- Actions to take:
1: Using the article on the Dawn Sturgess inquiry, explain in one to three sentences why it describes Anthony Hughes as about as obscure a figure as the government could have found.
2: According to the article on the Dawn Sturgess inquiry, between which years did Anthony Hughes serve as a Court of Appeal judge?
3: Extend the article on the Dawn Sturgess inquiry, picking up after its final sentence.

- Extract:
A new judge has been appointed out of retirement by the British Government to run a public inquiry into the cause of death of Dawn Sturgess in July 2018.  He is Anthony Hughes, Lord Hughes of Ombersley, 73, who retired as a judge of the Supreme Court, the highest of the British courts, in 2018. A specialist in criminal law, he was a Court of Appeal judge between 2006 and 2013, and a High Court judge from 1997 to 2003.

The Hughes appointment was announced in the House of Commons on Thursday.  

The cause of Sturgess’s death was declared by British government officials before the medical evidence and witnesses had been examined and tested in court and in public. The government has published its conclusion on the website of the Sturgess inquest. “Dawn Sturgess was pronounced dead at Salisbury District Hospital on 8 July 2018. The post mortem indicated the cause of her death was Novichok poisoning.”  

This allegation has been part of the government’s narrative that the Russian-made nerve agent Novichok was brought to London, and then to Salisbury, by two Russian soldier assassins as part of a plot ordered by the Kremlin to kill double agent, Sergei Skripal. The attack on him on March 4, 2018, failed.

Skripal, as well as his daughter Yulia Skripal, survived, although not to tell the tale.

For four years now they have been held incommunicado by the British secret services; they may be imprisoned; they may be dead.  They have been excluded from giving any evidence in court on what happened to them. They have been prevented from contacting their family in Russia, and speaking in public and to the press.

Hughes’s appointment this week follows the controversial and unexplained replacements of two coroners investigating the chain of Novichok allegations leading to Sturgess’s death. Hughes himself was not picked for the post for several months

With an unusually modest public career record and no media reporting of his judgements over his  21-year career on the bench, Hughes appears to be about as obscure a figure as the government could have found.

However, the archive of his Court of Appeal judgements reveals that Hughes is a stickler for the criminal law rules on the inadmissibility of tainted and hearsay evidence,  and on rejecting faulty directions by judges to juries before their verdicts.  Whether Hughes has been selected for the Novichok job  because officials believe he can be counted on to stick to the official narrative, or whether his record for quashing unsafe convictions will prevail this time round is about to be tested.

- Extracted data:
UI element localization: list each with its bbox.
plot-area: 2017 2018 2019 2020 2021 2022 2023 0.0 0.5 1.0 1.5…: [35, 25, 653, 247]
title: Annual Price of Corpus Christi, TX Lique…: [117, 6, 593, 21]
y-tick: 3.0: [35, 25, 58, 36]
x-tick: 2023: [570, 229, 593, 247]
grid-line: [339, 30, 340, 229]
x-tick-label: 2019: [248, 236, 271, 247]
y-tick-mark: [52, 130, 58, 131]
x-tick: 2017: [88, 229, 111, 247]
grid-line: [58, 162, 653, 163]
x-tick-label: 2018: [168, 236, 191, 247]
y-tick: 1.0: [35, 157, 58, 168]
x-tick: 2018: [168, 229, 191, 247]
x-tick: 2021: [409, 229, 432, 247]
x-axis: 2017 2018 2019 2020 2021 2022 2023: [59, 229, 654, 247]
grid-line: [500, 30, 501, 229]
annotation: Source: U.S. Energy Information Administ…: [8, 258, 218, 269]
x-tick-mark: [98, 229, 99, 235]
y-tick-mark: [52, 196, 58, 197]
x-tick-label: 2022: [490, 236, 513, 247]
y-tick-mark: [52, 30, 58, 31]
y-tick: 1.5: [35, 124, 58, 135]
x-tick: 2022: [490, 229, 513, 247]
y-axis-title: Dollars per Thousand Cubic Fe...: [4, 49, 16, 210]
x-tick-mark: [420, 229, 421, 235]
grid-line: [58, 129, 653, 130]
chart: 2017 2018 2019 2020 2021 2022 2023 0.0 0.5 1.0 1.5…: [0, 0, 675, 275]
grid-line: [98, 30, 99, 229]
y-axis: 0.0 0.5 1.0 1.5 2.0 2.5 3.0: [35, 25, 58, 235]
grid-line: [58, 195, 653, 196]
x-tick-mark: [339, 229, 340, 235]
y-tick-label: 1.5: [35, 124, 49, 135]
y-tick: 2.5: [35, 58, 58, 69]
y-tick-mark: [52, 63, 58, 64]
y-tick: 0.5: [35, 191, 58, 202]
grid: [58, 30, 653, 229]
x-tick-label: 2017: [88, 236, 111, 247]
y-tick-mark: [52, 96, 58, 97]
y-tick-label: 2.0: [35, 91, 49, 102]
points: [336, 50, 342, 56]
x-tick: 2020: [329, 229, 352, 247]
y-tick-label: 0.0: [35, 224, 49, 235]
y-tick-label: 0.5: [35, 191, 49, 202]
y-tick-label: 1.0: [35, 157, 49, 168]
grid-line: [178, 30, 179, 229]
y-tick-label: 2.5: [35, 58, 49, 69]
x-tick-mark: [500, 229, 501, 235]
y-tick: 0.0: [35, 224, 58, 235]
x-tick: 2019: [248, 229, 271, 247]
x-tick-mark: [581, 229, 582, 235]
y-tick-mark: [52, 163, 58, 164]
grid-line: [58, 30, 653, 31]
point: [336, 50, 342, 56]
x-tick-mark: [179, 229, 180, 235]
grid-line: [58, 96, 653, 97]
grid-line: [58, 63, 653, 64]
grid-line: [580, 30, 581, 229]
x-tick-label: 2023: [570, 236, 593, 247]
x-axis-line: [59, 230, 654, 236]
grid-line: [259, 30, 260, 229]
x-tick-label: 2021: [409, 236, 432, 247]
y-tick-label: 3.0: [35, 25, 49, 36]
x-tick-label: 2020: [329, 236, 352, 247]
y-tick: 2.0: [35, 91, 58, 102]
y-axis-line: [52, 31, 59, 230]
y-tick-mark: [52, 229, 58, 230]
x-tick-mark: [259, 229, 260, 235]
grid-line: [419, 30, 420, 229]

- Responses to the tasks:
1: The article calls Hughes obscure because his public career record is unusually modest. It also notes that the media never reported on his judgements during his 21 years on the bench.

2: Between 2006 and 2013.

3:
Announcing the appointment in the House of Commons on March 10, the Home Secretary Priti Patel said next to nothing about Hughes — and everything she expects Hughes to decide when he concludes his investigation in two to three years’ time.

“I announced on 18 November 2021 of [sic] the Government’s decision to establish an Inquiry under the Inquiries Act 2005, to investigate the death of Dawn Sturgess in Amesbury on 8 July 2018, after she was exposed to the nerve agent Novichok. The Inquiry will now be chaired by the Lord Hughes of Ombersley. Lord Hughes is a retired judge who was a former Judge of the Supreme Court, as well as a Lord Justice of Appeal and Vice President of the Criminal Division. Lord Hughes is also a judicial commissioner to the Investigatory Powers Commissioner’s Office (IPCO).”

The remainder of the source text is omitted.